Write out again only the lines running from the one that contains "Type out the text in this image." to the end of the records below, including both the first and the last.
BEGIN Input material
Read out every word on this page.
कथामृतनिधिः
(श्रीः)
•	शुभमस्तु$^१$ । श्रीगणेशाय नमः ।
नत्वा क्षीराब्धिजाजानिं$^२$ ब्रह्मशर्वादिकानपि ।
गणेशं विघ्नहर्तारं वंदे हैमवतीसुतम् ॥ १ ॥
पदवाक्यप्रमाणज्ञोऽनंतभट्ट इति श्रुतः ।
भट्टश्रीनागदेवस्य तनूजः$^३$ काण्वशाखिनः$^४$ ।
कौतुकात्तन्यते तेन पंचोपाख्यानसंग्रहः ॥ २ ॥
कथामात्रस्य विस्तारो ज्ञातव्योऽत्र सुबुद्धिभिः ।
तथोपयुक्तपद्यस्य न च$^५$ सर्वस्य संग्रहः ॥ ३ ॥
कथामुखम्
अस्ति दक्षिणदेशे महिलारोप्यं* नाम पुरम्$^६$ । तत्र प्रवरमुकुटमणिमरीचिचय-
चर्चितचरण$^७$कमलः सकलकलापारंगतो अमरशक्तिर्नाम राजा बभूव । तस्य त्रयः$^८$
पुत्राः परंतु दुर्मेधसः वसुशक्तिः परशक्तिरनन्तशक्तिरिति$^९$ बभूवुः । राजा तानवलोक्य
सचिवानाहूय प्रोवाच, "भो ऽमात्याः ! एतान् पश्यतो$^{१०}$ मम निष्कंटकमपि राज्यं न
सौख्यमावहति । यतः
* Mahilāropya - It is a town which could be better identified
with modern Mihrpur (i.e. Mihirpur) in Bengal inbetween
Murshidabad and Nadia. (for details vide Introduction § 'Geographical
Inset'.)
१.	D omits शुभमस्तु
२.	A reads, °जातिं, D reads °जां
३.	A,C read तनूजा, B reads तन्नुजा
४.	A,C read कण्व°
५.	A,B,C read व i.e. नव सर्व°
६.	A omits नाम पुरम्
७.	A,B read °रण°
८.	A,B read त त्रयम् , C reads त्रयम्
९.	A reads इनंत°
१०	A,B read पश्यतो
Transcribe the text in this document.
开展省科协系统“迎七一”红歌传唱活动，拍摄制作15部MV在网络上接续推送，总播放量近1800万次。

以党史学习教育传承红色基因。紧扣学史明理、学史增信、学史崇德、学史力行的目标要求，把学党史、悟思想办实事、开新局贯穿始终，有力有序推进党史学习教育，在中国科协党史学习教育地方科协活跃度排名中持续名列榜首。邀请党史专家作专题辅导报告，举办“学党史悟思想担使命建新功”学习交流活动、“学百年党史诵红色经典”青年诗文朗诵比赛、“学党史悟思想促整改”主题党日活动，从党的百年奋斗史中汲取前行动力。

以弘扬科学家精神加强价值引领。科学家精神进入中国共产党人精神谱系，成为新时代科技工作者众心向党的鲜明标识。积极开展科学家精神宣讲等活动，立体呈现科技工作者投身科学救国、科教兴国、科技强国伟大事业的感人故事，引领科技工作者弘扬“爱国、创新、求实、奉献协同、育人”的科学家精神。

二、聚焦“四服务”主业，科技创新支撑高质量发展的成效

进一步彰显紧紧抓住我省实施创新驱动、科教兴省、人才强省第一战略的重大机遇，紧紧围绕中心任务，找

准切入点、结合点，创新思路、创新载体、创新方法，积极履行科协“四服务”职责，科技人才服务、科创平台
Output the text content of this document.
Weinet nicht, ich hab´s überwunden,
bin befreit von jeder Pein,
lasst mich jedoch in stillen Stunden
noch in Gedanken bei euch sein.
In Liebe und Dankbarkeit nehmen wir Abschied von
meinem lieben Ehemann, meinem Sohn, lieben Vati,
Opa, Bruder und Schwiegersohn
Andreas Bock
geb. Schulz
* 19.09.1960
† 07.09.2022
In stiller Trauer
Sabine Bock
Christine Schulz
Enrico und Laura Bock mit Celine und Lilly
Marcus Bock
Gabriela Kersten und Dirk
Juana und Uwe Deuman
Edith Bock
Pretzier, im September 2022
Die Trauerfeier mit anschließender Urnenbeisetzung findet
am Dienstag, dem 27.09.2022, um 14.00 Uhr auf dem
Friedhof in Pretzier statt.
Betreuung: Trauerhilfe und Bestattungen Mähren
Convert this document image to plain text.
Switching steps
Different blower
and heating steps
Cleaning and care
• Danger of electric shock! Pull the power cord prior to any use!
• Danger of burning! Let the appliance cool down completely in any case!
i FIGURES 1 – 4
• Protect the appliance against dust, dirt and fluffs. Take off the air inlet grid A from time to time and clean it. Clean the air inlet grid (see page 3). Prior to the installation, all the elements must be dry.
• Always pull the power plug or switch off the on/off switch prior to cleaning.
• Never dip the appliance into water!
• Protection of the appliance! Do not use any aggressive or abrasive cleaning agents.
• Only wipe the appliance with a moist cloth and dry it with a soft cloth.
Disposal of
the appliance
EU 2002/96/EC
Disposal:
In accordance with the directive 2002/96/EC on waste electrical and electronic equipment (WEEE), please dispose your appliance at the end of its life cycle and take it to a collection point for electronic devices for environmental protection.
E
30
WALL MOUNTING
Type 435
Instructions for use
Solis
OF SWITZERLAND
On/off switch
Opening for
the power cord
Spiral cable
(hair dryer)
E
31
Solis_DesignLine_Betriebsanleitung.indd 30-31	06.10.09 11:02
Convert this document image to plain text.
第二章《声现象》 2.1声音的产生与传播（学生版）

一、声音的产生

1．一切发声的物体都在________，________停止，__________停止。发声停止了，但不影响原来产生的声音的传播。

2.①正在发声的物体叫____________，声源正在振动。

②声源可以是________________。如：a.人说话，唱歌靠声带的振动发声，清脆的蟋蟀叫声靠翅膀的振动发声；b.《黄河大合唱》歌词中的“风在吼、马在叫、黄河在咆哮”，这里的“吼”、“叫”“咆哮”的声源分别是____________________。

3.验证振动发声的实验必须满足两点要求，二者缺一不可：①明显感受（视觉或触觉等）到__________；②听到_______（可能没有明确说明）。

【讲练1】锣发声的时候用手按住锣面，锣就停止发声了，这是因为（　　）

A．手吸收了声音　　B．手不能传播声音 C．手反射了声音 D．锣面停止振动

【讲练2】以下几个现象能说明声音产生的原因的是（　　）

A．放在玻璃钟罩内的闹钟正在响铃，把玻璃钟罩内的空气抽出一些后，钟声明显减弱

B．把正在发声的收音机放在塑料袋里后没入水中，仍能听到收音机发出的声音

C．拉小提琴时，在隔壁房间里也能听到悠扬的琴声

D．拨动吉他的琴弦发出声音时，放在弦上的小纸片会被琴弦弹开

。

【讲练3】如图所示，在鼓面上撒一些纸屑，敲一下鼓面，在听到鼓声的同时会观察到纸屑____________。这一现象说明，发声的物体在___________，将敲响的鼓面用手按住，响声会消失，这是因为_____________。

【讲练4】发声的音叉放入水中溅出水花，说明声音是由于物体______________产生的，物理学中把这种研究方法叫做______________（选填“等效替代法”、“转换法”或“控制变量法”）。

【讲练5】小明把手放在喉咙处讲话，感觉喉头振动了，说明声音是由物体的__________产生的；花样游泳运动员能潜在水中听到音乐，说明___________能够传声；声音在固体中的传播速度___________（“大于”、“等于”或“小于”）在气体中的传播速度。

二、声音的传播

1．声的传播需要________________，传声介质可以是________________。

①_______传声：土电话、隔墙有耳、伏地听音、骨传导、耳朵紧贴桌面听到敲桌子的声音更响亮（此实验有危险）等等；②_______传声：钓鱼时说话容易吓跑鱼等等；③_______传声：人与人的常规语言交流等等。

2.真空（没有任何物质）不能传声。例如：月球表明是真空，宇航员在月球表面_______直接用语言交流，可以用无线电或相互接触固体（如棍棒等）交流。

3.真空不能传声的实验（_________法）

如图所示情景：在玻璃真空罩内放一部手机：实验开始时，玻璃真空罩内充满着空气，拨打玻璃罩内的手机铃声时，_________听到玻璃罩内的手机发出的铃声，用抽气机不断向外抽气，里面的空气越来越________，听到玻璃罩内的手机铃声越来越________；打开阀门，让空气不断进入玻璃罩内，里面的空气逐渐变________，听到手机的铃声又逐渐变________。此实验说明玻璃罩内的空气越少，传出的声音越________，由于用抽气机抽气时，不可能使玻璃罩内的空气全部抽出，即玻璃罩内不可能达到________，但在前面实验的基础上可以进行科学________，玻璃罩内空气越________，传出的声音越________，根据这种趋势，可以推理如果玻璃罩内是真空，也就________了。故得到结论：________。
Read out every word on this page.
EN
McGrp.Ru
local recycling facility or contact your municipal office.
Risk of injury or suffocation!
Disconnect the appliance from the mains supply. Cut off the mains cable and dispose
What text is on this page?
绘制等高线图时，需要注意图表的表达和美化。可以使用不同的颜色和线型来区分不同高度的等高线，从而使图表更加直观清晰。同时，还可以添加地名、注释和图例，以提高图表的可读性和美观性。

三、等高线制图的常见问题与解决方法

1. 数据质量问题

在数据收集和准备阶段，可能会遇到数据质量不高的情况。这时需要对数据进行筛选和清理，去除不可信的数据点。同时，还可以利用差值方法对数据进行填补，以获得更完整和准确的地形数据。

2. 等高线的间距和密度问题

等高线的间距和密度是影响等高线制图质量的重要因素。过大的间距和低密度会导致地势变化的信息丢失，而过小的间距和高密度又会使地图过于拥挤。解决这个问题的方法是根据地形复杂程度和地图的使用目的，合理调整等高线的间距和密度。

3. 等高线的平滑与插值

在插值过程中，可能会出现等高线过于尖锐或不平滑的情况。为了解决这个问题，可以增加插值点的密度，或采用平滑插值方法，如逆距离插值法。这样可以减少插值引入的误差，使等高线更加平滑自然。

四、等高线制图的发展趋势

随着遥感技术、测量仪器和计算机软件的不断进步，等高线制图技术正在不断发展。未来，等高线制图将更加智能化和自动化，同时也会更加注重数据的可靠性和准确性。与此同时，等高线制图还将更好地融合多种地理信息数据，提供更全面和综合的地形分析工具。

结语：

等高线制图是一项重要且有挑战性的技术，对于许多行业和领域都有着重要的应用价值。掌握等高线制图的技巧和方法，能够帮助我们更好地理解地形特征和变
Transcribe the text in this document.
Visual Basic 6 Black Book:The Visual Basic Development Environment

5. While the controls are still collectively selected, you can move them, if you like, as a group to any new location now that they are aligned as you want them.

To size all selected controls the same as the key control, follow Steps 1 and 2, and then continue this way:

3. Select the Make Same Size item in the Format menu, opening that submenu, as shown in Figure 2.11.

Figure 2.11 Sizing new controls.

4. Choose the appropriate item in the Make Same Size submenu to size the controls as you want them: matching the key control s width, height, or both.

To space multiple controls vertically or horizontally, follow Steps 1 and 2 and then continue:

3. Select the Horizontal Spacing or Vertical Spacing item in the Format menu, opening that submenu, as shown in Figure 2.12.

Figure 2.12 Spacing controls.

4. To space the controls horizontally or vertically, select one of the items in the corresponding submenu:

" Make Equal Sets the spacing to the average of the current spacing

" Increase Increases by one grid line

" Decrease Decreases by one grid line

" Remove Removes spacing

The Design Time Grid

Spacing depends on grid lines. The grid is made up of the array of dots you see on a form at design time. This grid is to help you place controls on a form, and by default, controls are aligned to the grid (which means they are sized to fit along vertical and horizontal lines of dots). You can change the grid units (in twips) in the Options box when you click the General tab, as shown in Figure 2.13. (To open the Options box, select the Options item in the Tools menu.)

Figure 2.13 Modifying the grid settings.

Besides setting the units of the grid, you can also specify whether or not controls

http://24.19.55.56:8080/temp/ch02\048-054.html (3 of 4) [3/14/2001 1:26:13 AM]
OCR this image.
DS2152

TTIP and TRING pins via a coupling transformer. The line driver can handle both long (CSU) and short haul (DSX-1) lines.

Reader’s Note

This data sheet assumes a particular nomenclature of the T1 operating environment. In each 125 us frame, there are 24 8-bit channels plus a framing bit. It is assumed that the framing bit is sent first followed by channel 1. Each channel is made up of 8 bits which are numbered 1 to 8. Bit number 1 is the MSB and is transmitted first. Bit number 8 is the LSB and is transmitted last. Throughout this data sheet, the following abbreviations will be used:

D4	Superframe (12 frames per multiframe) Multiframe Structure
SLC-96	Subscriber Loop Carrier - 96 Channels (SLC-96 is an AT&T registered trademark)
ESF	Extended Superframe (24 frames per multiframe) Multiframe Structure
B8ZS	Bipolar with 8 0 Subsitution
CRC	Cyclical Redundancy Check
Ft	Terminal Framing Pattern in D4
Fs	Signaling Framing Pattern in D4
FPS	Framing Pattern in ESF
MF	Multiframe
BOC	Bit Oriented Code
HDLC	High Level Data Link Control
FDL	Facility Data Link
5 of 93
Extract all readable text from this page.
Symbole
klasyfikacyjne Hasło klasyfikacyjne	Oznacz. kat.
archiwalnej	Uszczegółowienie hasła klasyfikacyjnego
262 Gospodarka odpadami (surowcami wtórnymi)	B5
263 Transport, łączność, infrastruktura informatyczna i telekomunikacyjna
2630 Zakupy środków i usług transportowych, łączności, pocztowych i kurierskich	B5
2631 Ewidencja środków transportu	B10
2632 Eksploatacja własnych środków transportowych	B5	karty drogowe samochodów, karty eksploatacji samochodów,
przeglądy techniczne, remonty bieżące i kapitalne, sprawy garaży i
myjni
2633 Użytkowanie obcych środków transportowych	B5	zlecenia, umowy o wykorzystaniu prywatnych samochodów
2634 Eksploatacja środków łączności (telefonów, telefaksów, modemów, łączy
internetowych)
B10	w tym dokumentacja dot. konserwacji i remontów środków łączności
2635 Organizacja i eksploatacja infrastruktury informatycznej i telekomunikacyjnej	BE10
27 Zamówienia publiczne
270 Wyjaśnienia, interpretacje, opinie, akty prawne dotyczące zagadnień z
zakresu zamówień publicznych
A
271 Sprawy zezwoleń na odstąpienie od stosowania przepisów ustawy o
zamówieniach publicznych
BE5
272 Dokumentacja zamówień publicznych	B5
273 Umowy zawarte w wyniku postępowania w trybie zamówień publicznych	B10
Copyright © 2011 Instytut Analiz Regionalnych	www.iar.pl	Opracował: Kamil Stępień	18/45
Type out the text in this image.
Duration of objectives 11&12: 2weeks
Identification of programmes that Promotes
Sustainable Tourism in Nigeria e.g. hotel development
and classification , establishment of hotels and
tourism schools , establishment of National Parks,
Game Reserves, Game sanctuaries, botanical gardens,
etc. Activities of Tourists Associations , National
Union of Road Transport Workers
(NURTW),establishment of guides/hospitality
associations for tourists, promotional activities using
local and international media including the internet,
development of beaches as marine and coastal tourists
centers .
END Input material
Exercise solution:
Type out the text in this image.
Duration of objectives 11&12: 2weeks
Identification of programmes that Promotes
Sustainable Tourism in Nigeria e.g. hotel development
and classification , establishment of hotels and
tourism schools , establishment of National Parks,
Game Reserves, Game sanctuaries, botanical gardens,
etc. Activities of Tourists Associations , National
Union of Road Transport Workers
(NURTW),establishment of guides/hospitality
associations for tourists, promotional activities using
local and international media including the internet,
development of beaches as marine and coastal tourists
centers .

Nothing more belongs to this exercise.